List each line of the data in which the string "Hannibal" appears.

>> BEGIN

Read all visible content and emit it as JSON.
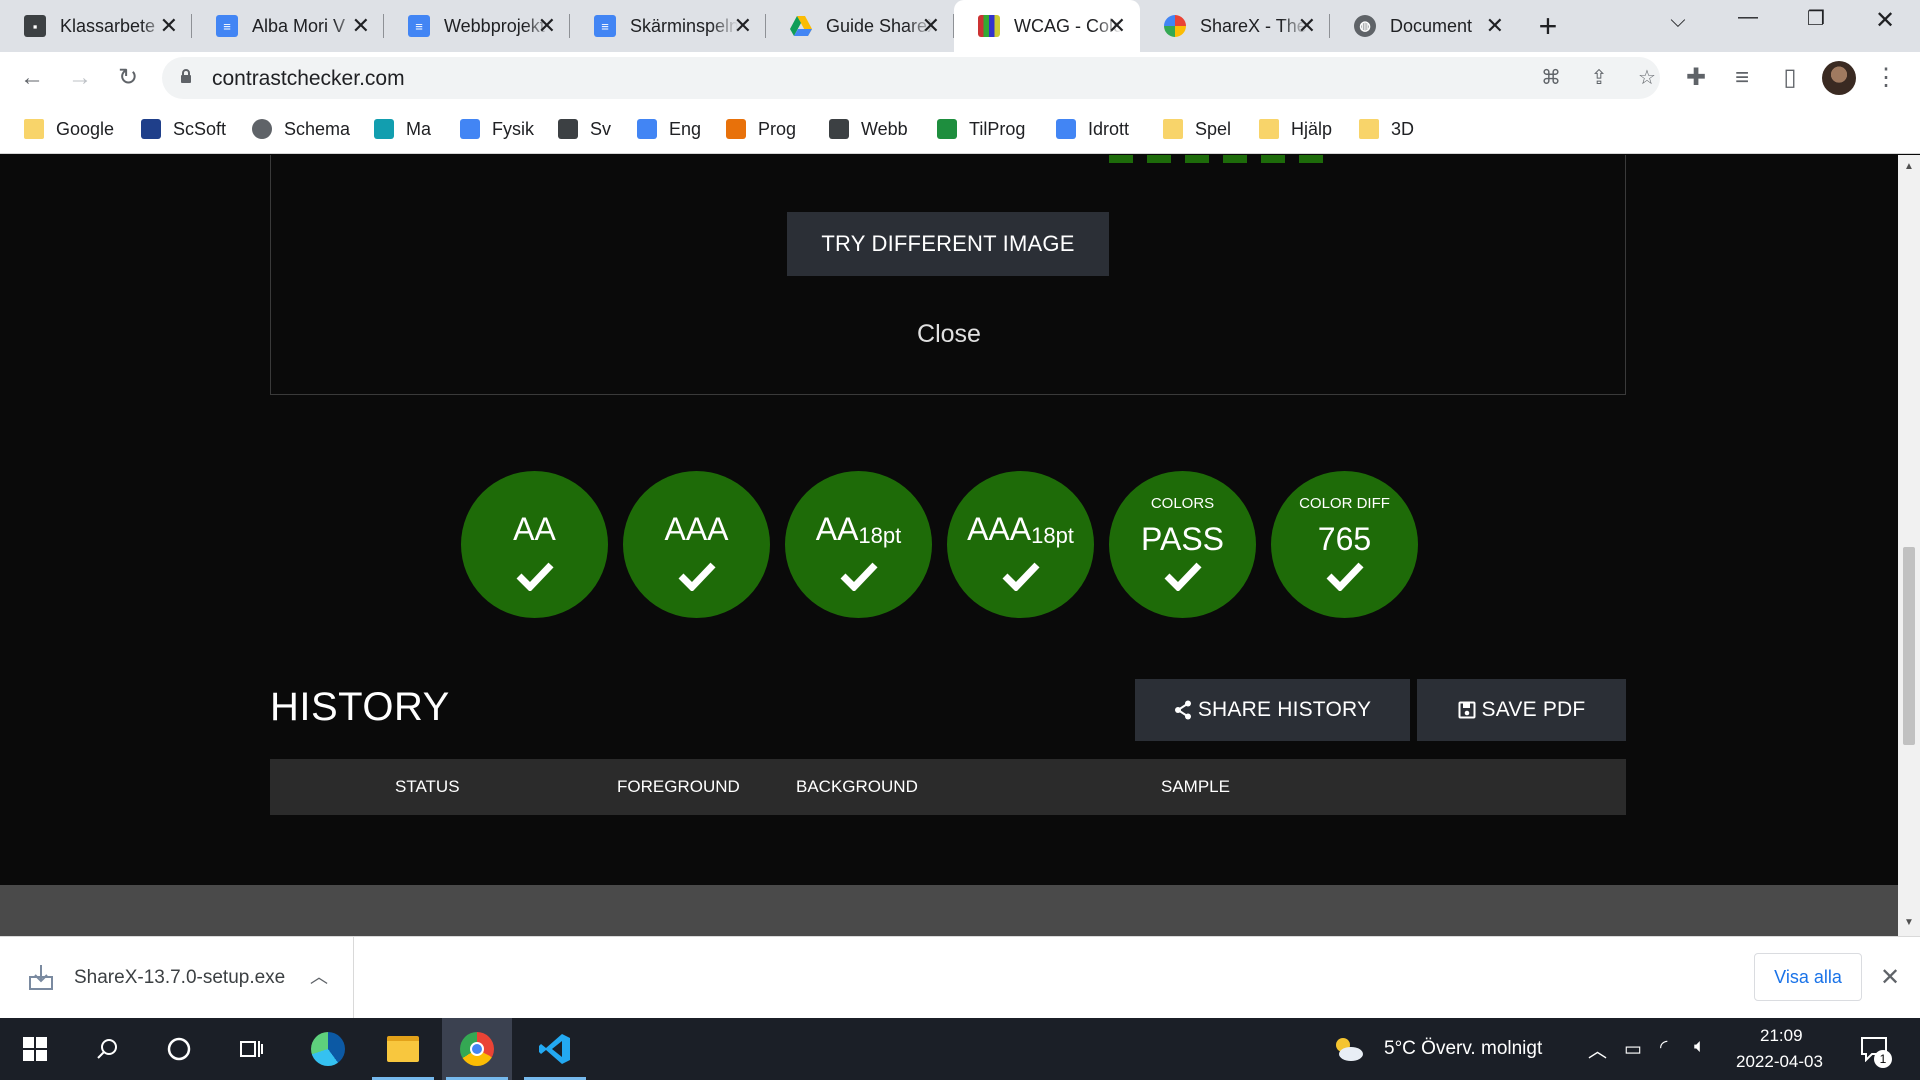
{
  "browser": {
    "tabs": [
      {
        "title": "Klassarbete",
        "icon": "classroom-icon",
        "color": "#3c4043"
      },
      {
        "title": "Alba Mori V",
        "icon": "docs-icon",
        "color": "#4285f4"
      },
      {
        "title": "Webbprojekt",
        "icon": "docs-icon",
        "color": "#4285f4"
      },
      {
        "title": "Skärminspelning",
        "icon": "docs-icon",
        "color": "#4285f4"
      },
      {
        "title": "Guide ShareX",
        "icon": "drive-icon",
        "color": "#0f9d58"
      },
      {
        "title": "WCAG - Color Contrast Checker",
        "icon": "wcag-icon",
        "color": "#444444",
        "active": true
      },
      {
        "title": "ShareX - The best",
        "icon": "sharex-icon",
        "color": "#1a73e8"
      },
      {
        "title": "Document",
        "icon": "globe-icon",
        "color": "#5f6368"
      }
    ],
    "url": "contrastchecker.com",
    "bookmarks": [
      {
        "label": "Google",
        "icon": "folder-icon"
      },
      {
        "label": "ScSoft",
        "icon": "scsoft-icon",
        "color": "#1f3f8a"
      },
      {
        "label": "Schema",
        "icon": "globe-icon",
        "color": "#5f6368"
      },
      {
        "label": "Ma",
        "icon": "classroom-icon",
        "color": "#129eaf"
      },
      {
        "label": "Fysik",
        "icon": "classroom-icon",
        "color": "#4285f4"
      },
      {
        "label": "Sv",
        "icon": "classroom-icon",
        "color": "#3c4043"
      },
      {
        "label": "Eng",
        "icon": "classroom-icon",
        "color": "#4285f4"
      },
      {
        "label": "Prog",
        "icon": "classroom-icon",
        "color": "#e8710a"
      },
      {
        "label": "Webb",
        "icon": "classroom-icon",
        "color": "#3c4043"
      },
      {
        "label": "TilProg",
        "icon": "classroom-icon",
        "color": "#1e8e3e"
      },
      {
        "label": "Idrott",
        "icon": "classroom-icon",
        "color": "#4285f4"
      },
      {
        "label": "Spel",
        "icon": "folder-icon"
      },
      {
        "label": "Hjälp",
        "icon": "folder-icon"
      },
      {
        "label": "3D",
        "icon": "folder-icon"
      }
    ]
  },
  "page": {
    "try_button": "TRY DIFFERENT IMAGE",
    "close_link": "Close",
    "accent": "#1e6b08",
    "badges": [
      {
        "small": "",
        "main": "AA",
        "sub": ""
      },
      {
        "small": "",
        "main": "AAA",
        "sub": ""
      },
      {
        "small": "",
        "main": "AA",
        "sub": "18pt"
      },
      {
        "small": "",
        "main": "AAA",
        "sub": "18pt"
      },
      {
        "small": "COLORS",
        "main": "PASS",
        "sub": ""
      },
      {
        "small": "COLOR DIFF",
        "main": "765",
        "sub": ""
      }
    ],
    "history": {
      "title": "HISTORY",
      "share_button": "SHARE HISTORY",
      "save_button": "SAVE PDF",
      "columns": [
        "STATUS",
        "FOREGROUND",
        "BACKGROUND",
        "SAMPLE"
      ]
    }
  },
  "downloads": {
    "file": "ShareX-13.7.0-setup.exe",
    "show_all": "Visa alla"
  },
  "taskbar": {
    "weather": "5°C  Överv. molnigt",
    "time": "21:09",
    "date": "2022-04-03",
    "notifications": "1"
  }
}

>> END
>> BEGIN

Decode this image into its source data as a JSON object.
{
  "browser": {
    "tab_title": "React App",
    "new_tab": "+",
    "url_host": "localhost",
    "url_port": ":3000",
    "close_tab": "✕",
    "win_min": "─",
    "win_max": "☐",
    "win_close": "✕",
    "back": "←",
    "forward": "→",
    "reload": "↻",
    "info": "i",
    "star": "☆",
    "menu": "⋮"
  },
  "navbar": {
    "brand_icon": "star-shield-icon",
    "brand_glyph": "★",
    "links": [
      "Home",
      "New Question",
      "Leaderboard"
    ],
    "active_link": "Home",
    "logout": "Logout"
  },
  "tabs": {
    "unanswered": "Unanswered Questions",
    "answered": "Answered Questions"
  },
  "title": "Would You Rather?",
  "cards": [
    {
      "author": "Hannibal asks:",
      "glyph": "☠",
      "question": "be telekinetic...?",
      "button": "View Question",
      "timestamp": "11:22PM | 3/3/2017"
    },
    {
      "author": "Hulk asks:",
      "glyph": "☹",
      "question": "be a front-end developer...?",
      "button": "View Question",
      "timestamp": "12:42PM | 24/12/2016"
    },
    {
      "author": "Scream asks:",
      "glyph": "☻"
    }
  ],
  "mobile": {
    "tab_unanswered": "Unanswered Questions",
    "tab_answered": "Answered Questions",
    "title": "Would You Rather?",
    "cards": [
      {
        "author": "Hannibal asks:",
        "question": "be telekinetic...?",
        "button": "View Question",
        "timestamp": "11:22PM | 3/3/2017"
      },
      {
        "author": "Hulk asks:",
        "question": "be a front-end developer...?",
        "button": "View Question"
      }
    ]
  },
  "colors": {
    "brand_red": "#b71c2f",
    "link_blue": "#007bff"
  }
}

>> END

| TASK RESPONSE |
      "author": "Hannibal asks:",
        "author": "Hannibal asks:",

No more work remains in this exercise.